> WHAT YOU WILL DO: Extract all lines from the data beneath that include the word "portion".

> SUPPLIED ENTRIES:
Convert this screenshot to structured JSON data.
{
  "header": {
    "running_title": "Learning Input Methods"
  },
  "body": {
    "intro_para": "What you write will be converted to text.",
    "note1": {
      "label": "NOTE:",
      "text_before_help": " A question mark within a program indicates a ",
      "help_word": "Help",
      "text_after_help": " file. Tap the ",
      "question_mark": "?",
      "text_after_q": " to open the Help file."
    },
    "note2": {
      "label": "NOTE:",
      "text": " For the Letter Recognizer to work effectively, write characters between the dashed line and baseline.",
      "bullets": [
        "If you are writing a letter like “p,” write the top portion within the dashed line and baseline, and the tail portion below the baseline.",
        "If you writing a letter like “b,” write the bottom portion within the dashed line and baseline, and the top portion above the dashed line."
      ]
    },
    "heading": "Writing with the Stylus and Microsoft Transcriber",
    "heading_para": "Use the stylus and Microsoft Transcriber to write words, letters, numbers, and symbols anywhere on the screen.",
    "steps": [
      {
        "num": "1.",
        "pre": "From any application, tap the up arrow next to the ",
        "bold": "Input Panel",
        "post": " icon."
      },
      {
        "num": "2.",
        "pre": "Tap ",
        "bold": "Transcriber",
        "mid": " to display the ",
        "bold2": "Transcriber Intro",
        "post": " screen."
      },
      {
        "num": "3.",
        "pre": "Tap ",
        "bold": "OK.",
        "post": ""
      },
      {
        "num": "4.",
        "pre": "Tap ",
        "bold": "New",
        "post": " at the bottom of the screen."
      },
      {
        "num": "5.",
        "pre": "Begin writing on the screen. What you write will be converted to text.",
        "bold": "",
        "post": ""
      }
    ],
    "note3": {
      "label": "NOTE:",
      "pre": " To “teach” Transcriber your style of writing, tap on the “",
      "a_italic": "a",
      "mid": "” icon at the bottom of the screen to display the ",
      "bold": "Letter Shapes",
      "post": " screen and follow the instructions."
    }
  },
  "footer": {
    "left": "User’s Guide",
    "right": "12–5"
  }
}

> TASK SOLUTION:
        "If you are writing a letter like “p,” write the top portion within the dashed line and baseline, and the tail portion below the baseline.",
        "If you writing a letter like “b,” write the bottom portion within the dashed line and baseline, and the top portion above the dashed line."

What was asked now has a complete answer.